-------- RECORDS FOR THIS TASK

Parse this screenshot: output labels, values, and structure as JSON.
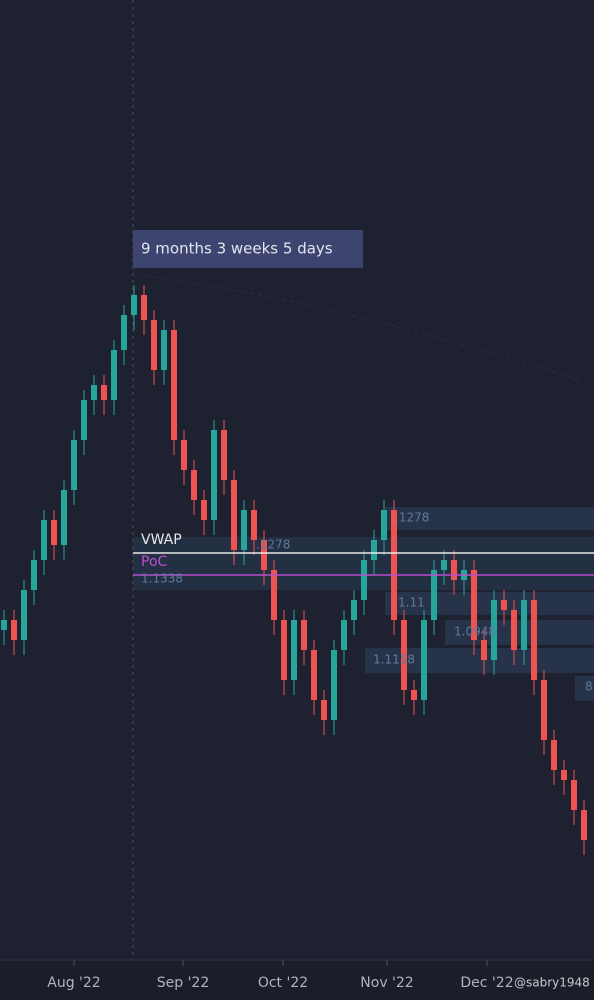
{
  "chart_data": {
    "type": "candlestick",
    "candles": [
      [
        33,
        35,
        31.5,
        34
      ],
      [
        34,
        35,
        30.5,
        32
      ],
      [
        32,
        38,
        30.5,
        37
      ],
      [
        37,
        41,
        35.5,
        40
      ],
      [
        40,
        45,
        38.5,
        44
      ],
      [
        44,
        45,
        40,
        41.5
      ],
      [
        41.5,
        48,
        40,
        47
      ],
      [
        47,
        53,
        45.5,
        52
      ],
      [
        52,
        57,
        50.5,
        56
      ],
      [
        56,
        58.5,
        54.5,
        57.5
      ],
      [
        57.5,
        58.5,
        54.5,
        56
      ],
      [
        56,
        62,
        54.5,
        61
      ],
      [
        61,
        65.5,
        59.5,
        64.5
      ],
      [
        64.5,
        67.5,
        63,
        66.5
      ],
      [
        66.5,
        67.5,
        62.5,
        64
      ],
      [
        64,
        65,
        57.5,
        59
      ],
      [
        59,
        64,
        57.5,
        63
      ],
      [
        63,
        64,
        50.5,
        52
      ],
      [
        52,
        53,
        47.5,
        49
      ],
      [
        49,
        50,
        44.5,
        46
      ],
      [
        46,
        47,
        42.5,
        44
      ],
      [
        44,
        54,
        42.5,
        53
      ],
      [
        53,
        54,
        46.5,
        48
      ],
      [
        48,
        49,
        39.5,
        41
      ],
      [
        41,
        46,
        39.5,
        45
      ],
      [
        45,
        46,
        40.5,
        42
      ],
      [
        42,
        43,
        37.5,
        39
      ],
      [
        39,
        40,
        32.5,
        34
      ],
      [
        34,
        35,
        26.5,
        28
      ],
      [
        28,
        35,
        26.5,
        34
      ],
      [
        34,
        35,
        29.5,
        31
      ],
      [
        31,
        32,
        24.5,
        26
      ],
      [
        26,
        27,
        22.5,
        24
      ],
      [
        24,
        32,
        22.5,
        31
      ],
      [
        31,
        35,
        29.5,
        34
      ],
      [
        34,
        37,
        32.5,
        36
      ],
      [
        36,
        41,
        34.5,
        40
      ],
      [
        40,
        43,
        38.5,
        42
      ],
      [
        42,
        46,
        40.5,
        45
      ],
      [
        45,
        46,
        32.5,
        34
      ],
      [
        34,
        35,
        25.5,
        27
      ],
      [
        27,
        28,
        24.5,
        26
      ],
      [
        26,
        35,
        24.5,
        34
      ],
      [
        34,
        40,
        32.5,
        39
      ],
      [
        39,
        41,
        37.5,
        40
      ],
      [
        40,
        41,
        36.5,
        38
      ],
      [
        38,
        40,
        36.5,
        39
      ],
      [
        39,
        40,
        30.5,
        32
      ],
      [
        32,
        33,
        28.5,
        30
      ],
      [
        30,
        37,
        28.5,
        36
      ],
      [
        36,
        37,
        33.5,
        35
      ],
      [
        35,
        36,
        29.5,
        31
      ],
      [
        31,
        37,
        29.5,
        36
      ],
      [
        36,
        37,
        26.5,
        28
      ],
      [
        28,
        29,
        20.5,
        22
      ],
      [
        22,
        23,
        17.5,
        19
      ],
      [
        19,
        20,
        16.5,
        18
      ],
      [
        18,
        19,
        13.5,
        15
      ],
      [
        15,
        16,
        10.5,
        12
      ]
    ],
    "up_color": "#26a69a",
    "down_color": "#ef5350",
    "ylim": [
      0,
      96
    ],
    "lines": [
      {
        "name": "VWAP",
        "value": 40.7,
        "color": "#e8e8e8"
      },
      {
        "name": "PoC",
        "value": 38.5,
        "color": "#b84fd0"
      }
    ],
    "profile_labels": [
      ".1278",
      ".1278",
      "1.1338",
      "1.11",
      "1.0948",
      "1.1158",
      "8"
    ],
    "measure_label": "9 months 3 weeks 5 days",
    "x_labels": [
      "Aug '22",
      "Sep '22",
      "Oct '22",
      "Nov '22",
      "Dec '22"
    ],
    "watermark": "@sabry1948"
  }
}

----------------

WHAT YOU ARE ASKED TO DO – Repeat the records above exactly, leaving out the pictures.

ANSWER IN FULL –
Parse this screenshot: output labels, values, and structure as JSON.
{
  "chart_data": {
    "type": "candlestick",
    "candles": [
      [
        33,
        35,
        31.5,
        34
      ],
      [
        34,
        35,
        30.5,
        32
      ],
      [
        32,
        38,
        30.5,
        37
      ],
      [
        37,
        41,
        35.5,
        40
      ],
      [
        40,
        45,
        38.5,
        44
      ],
      [
        44,
        45,
        40,
        41.5
      ],
      [
        41.5,
        48,
        40,
        47
      ],
      [
        47,
        53,
        45.5,
        52
      ],
      [
        52,
        57,
        50.5,
        56
      ],
      [
        56,
        58.5,
        54.5,
        57.5
      ],
      [
        57.5,
        58.5,
        54.5,
        56
      ],
      [
        56,
        62,
        54.5,
        61
      ],
      [
        61,
        65.5,
        59.5,
        64.5
      ],
      [
        64.5,
        67.5,
        63,
        66.5
      ],
      [
        66.5,
        67.5,
        62.5,
        64
      ],
      [
        64,
        65,
        57.5,
        59
      ],
      [
        59,
        64,
        57.5,
        63
      ],
      [
        63,
        64,
        50.5,
        52
      ],
      [
        52,
        53,
        47.5,
        49
      ],
      [
        49,
        50,
        44.5,
        46
      ],
      [
        46,
        47,
        42.5,
        44
      ],
      [
        44,
        54,
        42.5,
        53
      ],
      [
        53,
        54,
        46.5,
        48
      ],
      [
        48,
        49,
        39.5,
        41
      ],
      [
        41,
        46,
        39.5,
        45
      ],
      [
        45,
        46,
        40.5,
        42
      ],
      [
        42,
        43,
        37.5,
        39
      ],
      [
        39,
        40,
        32.5,
        34
      ],
      [
        34,
        35,
        26.5,
        28
      ],
      [
        28,
        35,
        26.5,
        34
      ],
      [
        34,
        35,
        29.5,
        31
      ],
      [
        31,
        32,
        24.5,
        26
      ],
      [
        26,
        27,
        22.5,
        24
      ],
      [
        24,
        32,
        22.5,
        31
      ],
      [
        31,
        35,
        29.5,
        34
      ],
      [
        34,
        37,
        32.5,
        36
      ],
      [
        36,
        41,
        34.5,
        40
      ],
      [
        40,
        43,
        38.5,
        42
      ],
      [
        42,
        46,
        40.5,
        45
      ],
      [
        45,
        46,
        32.5,
        34
      ],
      [
        34,
        35,
        25.5,
        27
      ],
      [
        27,
        28,
        24.5,
        26
      ],
      [
        26,
        35,
        24.5,
        34
      ],
      [
        34,
        40,
        32.5,
        39
      ],
      [
        39,
        41,
        37.5,
        40
      ],
      [
        40,
        41,
        36.5,
        38
      ],
      [
        38,
        40,
        36.5,
        39
      ],
      [
        39,
        40,
        30.5,
        32
      ],
      [
        32,
        33,
        28.5,
        30
      ],
      [
        30,
        37,
        28.5,
        36
      ],
      [
        36,
        37,
        33.5,
        35
      ],
      [
        35,
        36,
        29.5,
        31
      ],
      [
        31,
        37,
        29.5,
        36
      ],
      [
        36,
        37,
        26.5,
        28
      ],
      [
        28,
        29,
        20.5,
        22
      ],
      [
        22,
        23,
        17.5,
        19
      ],
      [
        19,
        20,
        16.5,
        18
      ],
      [
        18,
        19,
        13.5,
        15
      ],
      [
        15,
        16,
        10.5,
        12
      ]
    ],
    "up_color": "#26a69a",
    "down_color": "#ef5350",
    "ylim": [
      0,
      96
    ],
    "lines": [
      {
        "name": "VWAP",
        "value": 40.7,
        "color": "#e8e8e8"
      },
      {
        "name": "PoC",
        "value": 38.5,
        "color": "#b84fd0"
      }
    ],
    "profile_labels": [
      ".1278",
      ".1278",
      "1.1338",
      "1.11",
      "1.0948",
      "1.1158",
      "8"
    ],
    "measure_label": "9 months 3 weeks 5 days",
    "x_labels": [
      "Aug '22",
      "Sep '22",
      "Oct '22",
      "Nov '22",
      "Dec '22"
    ],
    "watermark": "@sabry1948"
  }
}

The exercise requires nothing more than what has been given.